Extracted records

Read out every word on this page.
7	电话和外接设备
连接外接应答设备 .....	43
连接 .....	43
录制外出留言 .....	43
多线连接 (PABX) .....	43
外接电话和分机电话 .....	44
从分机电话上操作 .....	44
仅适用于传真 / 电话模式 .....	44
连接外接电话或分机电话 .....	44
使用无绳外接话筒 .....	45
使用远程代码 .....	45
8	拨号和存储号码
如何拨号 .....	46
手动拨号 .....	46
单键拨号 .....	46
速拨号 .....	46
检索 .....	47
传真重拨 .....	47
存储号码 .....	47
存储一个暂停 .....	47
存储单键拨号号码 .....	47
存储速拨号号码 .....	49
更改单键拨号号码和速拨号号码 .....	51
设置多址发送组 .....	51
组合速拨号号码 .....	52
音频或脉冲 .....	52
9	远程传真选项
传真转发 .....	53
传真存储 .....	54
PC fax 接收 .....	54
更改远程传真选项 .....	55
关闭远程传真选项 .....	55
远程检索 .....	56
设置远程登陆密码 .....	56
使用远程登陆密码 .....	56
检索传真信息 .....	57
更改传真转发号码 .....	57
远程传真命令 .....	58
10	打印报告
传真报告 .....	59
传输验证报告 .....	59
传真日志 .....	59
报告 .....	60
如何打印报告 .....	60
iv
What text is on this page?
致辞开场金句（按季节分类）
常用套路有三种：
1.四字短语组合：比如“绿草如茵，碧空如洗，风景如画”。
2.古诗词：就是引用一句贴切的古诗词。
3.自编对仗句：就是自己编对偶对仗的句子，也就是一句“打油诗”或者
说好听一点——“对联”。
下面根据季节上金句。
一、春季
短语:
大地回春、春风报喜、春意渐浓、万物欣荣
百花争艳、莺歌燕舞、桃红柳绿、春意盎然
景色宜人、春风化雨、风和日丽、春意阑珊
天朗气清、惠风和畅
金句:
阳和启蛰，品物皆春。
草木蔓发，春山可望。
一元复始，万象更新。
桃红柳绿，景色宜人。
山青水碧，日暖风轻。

• PROMPT: Repeat the listing in full, keeping every line exactly as it is.

• ANSWER FOR THE TASK:
Read out every word on this page.
7	电话和外接设备
连接外接应答设备 .....	43
连接 .....	43
录制外出留言 .....	43
多线连接 (PABX) .....	43
外接电话和分机电话 .....	44
从分机电话上操作 .....	44
仅适用于传真 / 电话模式 .....	44
连接外接电话或分机电话 .....	44
使用无绳外接话筒 .....	45
使用远程代码 .....	45
8	拨号和存储号码
如何拨号 .....	46
手动拨号 .....	46
单键拨号 .....	46
速拨号 .....	46
检索 .....	47
传真重拨 .....	47
存储号码 .....	47
存储一个暂停 .....	47
存储单键拨号号码 .....	47
存储速拨号号码 .....	49
更改单键拨号号码和速拨号号码 .....	51
设置多址发送组 .....	51
组合速拨号号码 .....	52
音频或脉冲 .....	52
9	远程传真选项
传真转发 .....	53
传真存储 .....	54
PC fax 接收 .....	54
更改远程传真选项 .....	55
关闭远程传真选项 .....	55
远程检索 .....	56
设置远程登陆密码 .....	56
使用远程登陆密码 .....	56
检索传真信息 .....	57
更改传真转发号码 .....	57
远程传真命令 .....	58
10	打印报告
传真报告 .....	59
传输验证报告 .....	59
传真日志 .....	59
报告 .....	60
如何打印报告 .....	60
iv
What text is on this page?
致辞开场金句（按季节分类）
常用套路有三种：
1.四字短语组合：比如“绿草如茵，碧空如洗，风景如画”。
2.古诗词：就是引用一句贴切的古诗词。
3.自编对仗句：就是自己编对偶对仗的句子，也就是一句“打油诗”或者
说好听一点——“对联”。
下面根据季节上金句。
一、春季
短语:
大地回春、春风报喜、春意渐浓、万物欣荣
百花争艳、莺歌燕舞、桃红柳绿、春意盎然
景色宜人、春风化雨、风和日丽、春意阑珊
天朗气清、惠风和畅
金句:
阳和启蛰，品物皆春。
草木蔓发，春山可望。
一元复始，万象更新。
桃红柳绿，景色宜人。
山青水碧，日暖风轻。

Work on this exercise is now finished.